§ The task:
Transcribe the records below in full; pictures stay out of the copy.

[Records that describe figures]

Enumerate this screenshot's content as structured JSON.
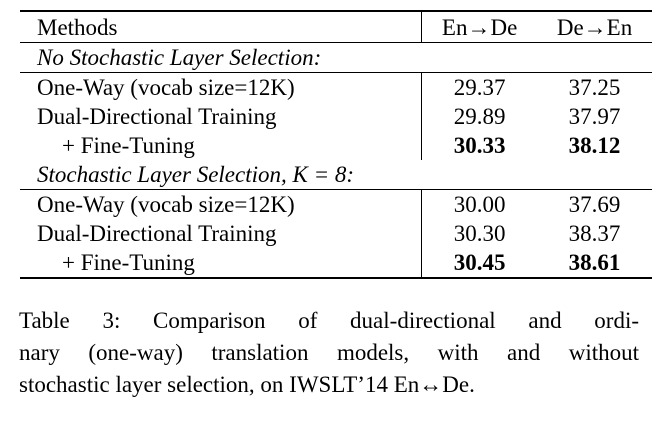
{
  "table": {
    "headers": {
      "methods": "Methods",
      "en_de": "En→De",
      "de_en": "De→En"
    },
    "sections": [
      {
        "title": "No Stochastic Layer Selection:",
        "rows": [
          {
            "method": "One-Way (vocab size=12K)",
            "en_de": "29.37",
            "de_en": "37.25",
            "bold": false
          },
          {
            "method": "Dual-Directional Training",
            "en_de": "29.89",
            "de_en": "37.97",
            "bold": false
          },
          {
            "method": "+ Fine-Tuning",
            "en_de": "30.33",
            "de_en": "38.12",
            "bold": true
          }
        ]
      },
      {
        "title": "Stochastic Layer Selection, K = 8:",
        "rows": [
          {
            "method": "One-Way (vocab size=12K)",
            "en_de": "30.00",
            "de_en": "37.69",
            "bold": false
          },
          {
            "method": "Dual-Directional Training",
            "en_de": "30.30",
            "de_en": "38.37",
            "bold": false
          },
          {
            "method": "+ Fine-Tuning",
            "en_de": "30.45",
            "de_en": "38.61",
            "bold": true
          }
        ]
      }
    ]
  },
  "caption": {
    "lines": [
      "Table 3:  Comparison of dual-directional and ordi-",
      "nary (one-way) translation models, with and without",
      "stochastic layer selection, on IWSLT’14 En↔De."
    ]
  }
}
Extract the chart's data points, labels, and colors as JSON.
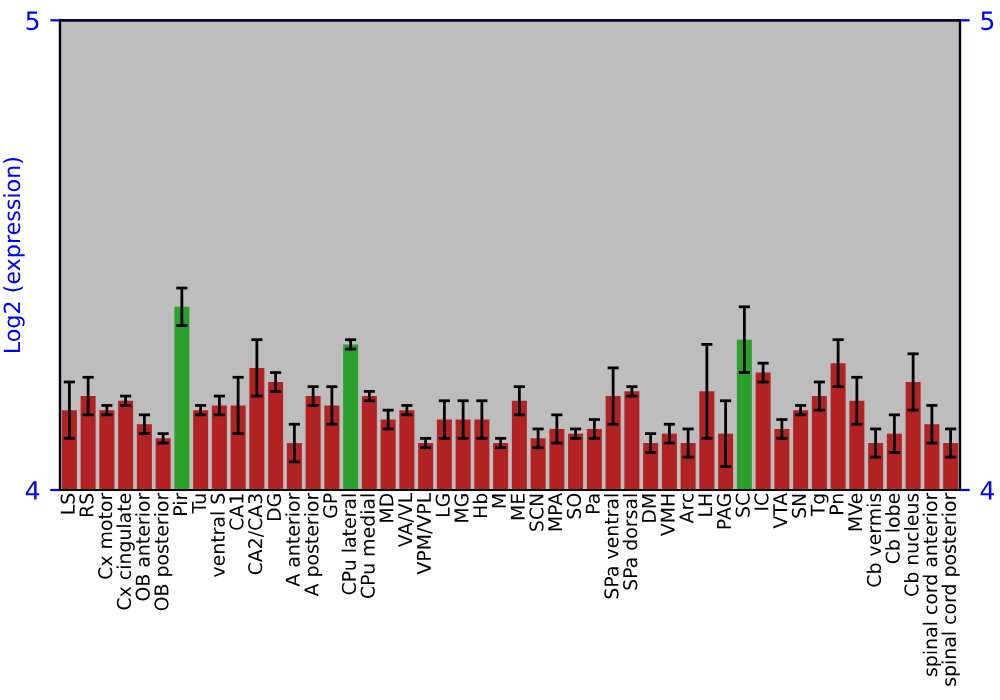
{
  "chart_data": {
    "type": "bar",
    "ylabel": "Log2 (expression)",
    "categories": [
      "LS",
      "RS",
      "Cx motor",
      "Cx cingulate",
      "OB anterior",
      "OB posterior",
      "Pir",
      "Tu",
      "ventral S",
      "CA1",
      "CA2/CA3",
      "DG",
      "A anterior",
      "A posterior",
      "GP",
      "CPu lateral",
      "CPu medial",
      "MD",
      "VA/VL",
      "VPM/VPL",
      "LG",
      "MG",
      "Hb",
      "M",
      "ME",
      "SCN",
      "MPA",
      "SO",
      "Pa",
      "SPa ventral",
      "SPa dorsal",
      "DM",
      "VMH",
      "Arc",
      "LH",
      "PAG",
      "SC",
      "IC",
      "VTA",
      "SN",
      "Tg",
      "Pn",
      "MVe",
      "Cb vermis",
      "Cb lobe",
      "Cb nucleus",
      "spinal cord anterior",
      "spinal cord posterior"
    ],
    "values": [
      4.17,
      4.2,
      4.17,
      4.19,
      4.14,
      4.11,
      4.39,
      4.17,
      4.18,
      4.18,
      4.26,
      4.23,
      4.1,
      4.2,
      4.18,
      4.31,
      4.2,
      4.15,
      4.17,
      4.1,
      4.15,
      4.15,
      4.15,
      4.1,
      4.19,
      4.11,
      4.13,
      4.12,
      4.13,
      4.2,
      4.21,
      4.1,
      4.12,
      4.1,
      4.21,
      4.12,
      4.32,
      4.25,
      4.13,
      4.17,
      4.2,
      4.27,
      4.19,
      4.1,
      4.12,
      4.23,
      4.14,
      4.1
    ],
    "errors": [
      0.06,
      0.04,
      0.01,
      0.01,
      0.02,
      0.01,
      0.04,
      0.01,
      0.02,
      0.06,
      0.06,
      0.02,
      0.04,
      0.02,
      0.04,
      0.01,
      0.01,
      0.02,
      0.01,
      0.01,
      0.04,
      0.04,
      0.04,
      0.01,
      0.03,
      0.02,
      0.03,
      0.01,
      0.02,
      0.06,
      0.01,
      0.02,
      0.02,
      0.03,
      0.1,
      0.07,
      0.07,
      0.02,
      0.02,
      0.01,
      0.03,
      0.05,
      0.05,
      0.03,
      0.04,
      0.06,
      0.04,
      0.03
    ],
    "colors": [
      "#b22222",
      "#b22222",
      "#b22222",
      "#b22222",
      "#b22222",
      "#b22222",
      "#2ca02c",
      "#b22222",
      "#b22222",
      "#b22222",
      "#b22222",
      "#b22222",
      "#b22222",
      "#b22222",
      "#b22222",
      "#2ca02c",
      "#b22222",
      "#b22222",
      "#b22222",
      "#b22222",
      "#b22222",
      "#b22222",
      "#b22222",
      "#b22222",
      "#b22222",
      "#b22222",
      "#b22222",
      "#b22222",
      "#b22222",
      "#b22222",
      "#b22222",
      "#b22222",
      "#b22222",
      "#b22222",
      "#b22222",
      "#b22222",
      "#2ca02c",
      "#b22222",
      "#b22222",
      "#b22222",
      "#b22222",
      "#b22222",
      "#b22222",
      "#b22222",
      "#b22222",
      "#b22222",
      "#b22222",
      "#b22222"
    ],
    "ylim": [
      4,
      5
    ],
    "yticks": [
      4,
      5
    ],
    "y2lim": [
      4,
      5
    ],
    "y2ticks": [
      4,
      5
    ],
    "grid": false
  }
}
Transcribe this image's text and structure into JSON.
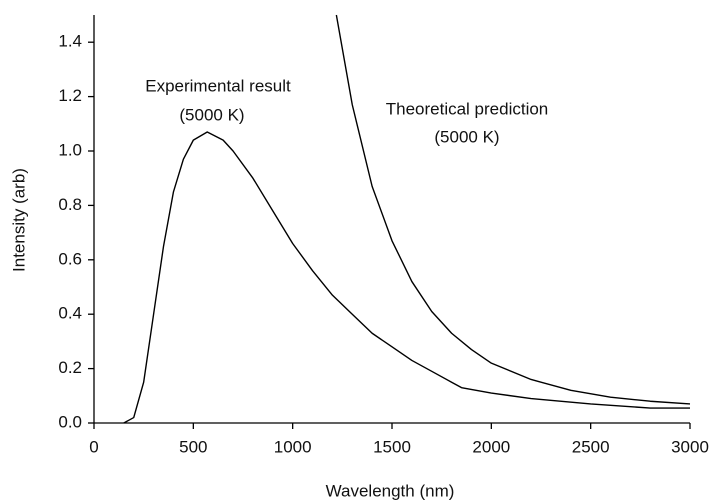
{
  "chart_data": {
    "type": "line",
    "xlabel": "Wavelength (nm)",
    "ylabel": "Intensity (arb)",
    "annotations": [
      "Experimental result",
      "(5000 K)",
      "Theoretical prediction",
      "(5000 K)"
    ],
    "series": [
      {
        "color": "#000000",
        "x": [
          150,
          200,
          250,
          300,
          350,
          400,
          450,
          500,
          570,
          650,
          700,
          800,
          900,
          1000,
          1100,
          1200,
          1300,
          1400,
          1500,
          1600,
          1700,
          1800,
          1850,
          2000,
          2200,
          2500,
          2800,
          3000
        ],
        "values": [
          0,
          0.02,
          0.15,
          0.4,
          0.65,
          0.85,
          0.97,
          1.04,
          1.07,
          1.04,
          1.0,
          0.9,
          0.78,
          0.66,
          0.56,
          0.47,
          0.4,
          0.33,
          0.28,
          0.23,
          0.19,
          0.15,
          0.13,
          0.11,
          0.09,
          0.07,
          0.055,
          0.055
        ]
      },
      {
        "color": "#000000",
        "x": [
          1220,
          1300,
          1400,
          1500,
          1600,
          1700,
          1800,
          1900,
          2000,
          2200,
          2400,
          2600,
          2800,
          3000
        ],
        "values": [
          1.5,
          1.17,
          0.87,
          0.67,
          0.52,
          0.41,
          0.33,
          0.27,
          0.22,
          0.16,
          0.12,
          0.095,
          0.08,
          0.07
        ]
      }
    ],
    "xlim": [
      0,
      3000
    ],
    "xticks": [
      0,
      500,
      1000,
      1500,
      2000,
      2500,
      3000
    ],
    "ylim": [
      0,
      1.5
    ],
    "yticks": [
      {
        "value": 0,
        "label": "0.0"
      },
      0.2,
      0.4,
      0.6,
      0.8,
      {
        "value": 1,
        "label": "1.0"
      },
      1.2,
      1.4
    ],
    "grid": false
  }
}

§ Expected answer:
Enumerate this screenshot's content as structured JSON.
{
  "table": {
    "headers": {
      "methods": "Methods",
      "en_de": "En→De",
      "de_en": "De→En"
    },
    "sections": [
      {
        "title": "No Stochastic Layer Selection:",
        "rows": [
          {
            "method": "One-Way (vocab size=12K)",
            "en_de": "29.37",
            "de_en": "37.25",
            "bold": false
          },
          {
            "method": "Dual-Directional Training",
            "en_de": "29.89",
            "de_en": "37.97",
            "bold": false
          },
          {
            "method": "+ Fine-Tuning",
            "en_de": "30.33",
            "de_en": "38.12",
            "bold": true
          }
        ]
      },
      {
        "title": "Stochastic Layer Selection, K = 8:",
        "rows": [
          {
            "method": "One-Way (vocab size=12K)",
            "en_de": "30.00",
            "de_en": "37.69",
            "bold": false
          },
          {
            "method": "Dual-Directional Training",
            "en_de": "30.30",
            "de_en": "38.37",
            "bold": false
          },
          {
            "method": "+ Fine-Tuning",
            "en_de": "30.45",
            "de_en": "38.61",
            "bold": true
          }
        ]
      }
    ]
  },
  "caption": {
    "lines": [
      "Table 3:  Comparison of dual-directional and ordi-",
      "nary (one-way) translation models, with and without",
      "stochastic layer selection, on IWSLT’14 En↔De."
    ]
  }
}
Extract the chart's data points, labels, and colors as JSON.
{
  "chart_data": {
    "type": "bar",
    "ylabel": "Log2 (expression)",
    "categories": [
      "LS",
      "RS",
      "Cx motor",
      "Cx cingulate",
      "OB anterior",
      "OB posterior",
      "Pir",
      "Tu",
      "ventral S",
      "CA1",
      "CA2/CA3",
      "DG",
      "A anterior",
      "A posterior",
      "GP",
      "CPu lateral",
      "CPu medial",
      "MD",
      "VA/VL",
      "VPM/VPL",
      "LG",
      "MG",
      "Hb",
      "M",
      "ME",
      "SCN",
      "MPA",
      "SO",
      "Pa",
      "SPa ventral",
      "SPa dorsal",
      "DM",
      "VMH",
      "Arc",
      "LH",
      "PAG",
      "SC",
      "IC",
      "VTA",
      "SN",
      "Tg",
      "Pn",
      "MVe",
      "Cb vermis",
      "Cb lobe",
      "Cb nucleus",
      "spinal cord anterior",
      "spinal cord posterior"
    ],
    "values": [
      4.17,
      4.2,
      4.17,
      4.19,
      4.14,
      4.11,
      4.39,
      4.17,
      4.18,
      4.18,
      4.26,
      4.23,
      4.1,
      4.2,
      4.18,
      4.31,
      4.2,
      4.15,
      4.17,
      4.1,
      4.15,
      4.15,
      4.15,
      4.1,
      4.19,
      4.11,
      4.13,
      4.12,
      4.13,
      4.2,
      4.21,
      4.1,
      4.12,
      4.1,
      4.21,
      4.12,
      4.32,
      4.25,
      4.13,
      4.17,
      4.2,
      4.27,
      4.19,
      4.1,
      4.12,
      4.23,
      4.14,
      4.1
    ],
    "errors": [
      0.06,
      0.04,
      0.01,
      0.01,
      0.02,
      0.01,
      0.04,
      0.01,
      0.02,
      0.06,
      0.06,
      0.02,
      0.04,
      0.02,
      0.04,
      0.01,
      0.01,
      0.02,
      0.01,
      0.01,
      0.04,
      0.04,
      0.04,
      0.01,
      0.03,
      0.02,
      0.03,
      0.01,
      0.02,
      0.06,
      0.01,
      0.02,
      0.02,
      0.03,
      0.1,
      0.07,
      0.07,
      0.02,
      0.02,
      0.01,
      0.03,
      0.05,
      0.05,
      0.03,
      0.04,
      0.06,
      0.04,
      0.03
    ],
    "colors": [
      "#b22222",
      "#b22222",
      "#b22222",
      "#b22222",
      "#b22222",
      "#b22222",
      "#2ca02c",
      "#b22222",
      "#b22222",
      "#b22222",
      "#b22222",
      "#b22222",
      "#b22222",
      "#b22222",
      "#b22222",
      "#2ca02c",
      "#b22222",
      "#b22222",
      "#b22222",
      "#b22222",
      "#b22222",
      "#b22222",
      "#b22222",
      "#b22222",
      "#b22222",
      "#b22222",
      "#b22222",
      "#b22222",
      "#b22222",
      "#b22222",
      "#b22222",
      "#b22222",
      "#b22222",
      "#b22222",
      "#b22222",
      "#b22222",
      "#2ca02c",
      "#b22222",
      "#b22222",
      "#b22222",
      "#b22222",
      "#b22222",
      "#b22222",
      "#b22222",
      "#b22222",
      "#b22222",
      "#b22222",
      "#b22222"
    ],
    "ylim": [
      4,
      5
    ],
    "yticks": [
      4,
      5
    ],
    "y2lim": [
      4,
      5
    ],
    "y2ticks": [
      4,
      5
    ],
    "grid": false
  }
}
Transcribe this image's text and structure into JSON.
{
  "chart_data": {
    "type": "line",
    "xlabel": "Wavelength (nm)",
    "ylabel": "Intensity (arb)",
    "annotations": [
      "Experimental result",
      "(5000 K)",
      "Theoretical prediction",
      "(5000 K)"
    ],
    "series": [
      {
        "color": "#000000",
        "x": [
          150,
          200,
          250,
          300,
          350,
          400,
          450,
          500,
          570,
          650,
          700,
          800,
          900,
          1000,
          1100,
          1200,
          1300,
          1400,
          1500,
          1600,
          1700,
          1800,
          1850,
          2000,
          2200,
          2500,
          2800,
          3000
        ],
        "values": [
          0,
          0.02,
          0.15,
          0.4,
          0.65,
          0.85,
          0.97,
          1.04,
          1.07,
          1.04,
          1.0,
          0.9,
          0.78,
          0.66,
          0.56,
          0.47,
          0.4,
          0.33,
          0.28,
          0.23,
          0.19,
          0.15,
          0.13,
          0.11,
          0.09,
          0.07,
          0.055,
          0.055
        ]
      },
      {
        "color": "#000000",
        "x": [
          1220,
          1300,
          1400,
          1500,
          1600,
          1700,
          1800,
          1900,
          2000,
          2200,
          2400,
          2600,
          2800,
          3000
        ],
        "values": [
          1.5,
          1.17,
          0.87,
          0.67,
          0.52,
          0.41,
          0.33,
          0.27,
          0.22,
          0.16,
          0.12,
          0.095,
          0.08,
          0.07
        ]
      }
    ],
    "xlim": [
      0,
      3000
    ],
    "xticks": [
      0,
      500,
      1000,
      1500,
      2000,
      2500,
      3000
    ],
    "ylim": [
      0,
      1.5
    ],
    "yticks": [
      {
        "value": 0,
        "label": "0.0"
      },
      0.2,
      0.4,
      0.6,
      0.8,
      {
        "value": 1,
        "label": "1.0"
      },
      1.2,
      1.4
    ],
    "grid": false
  }
}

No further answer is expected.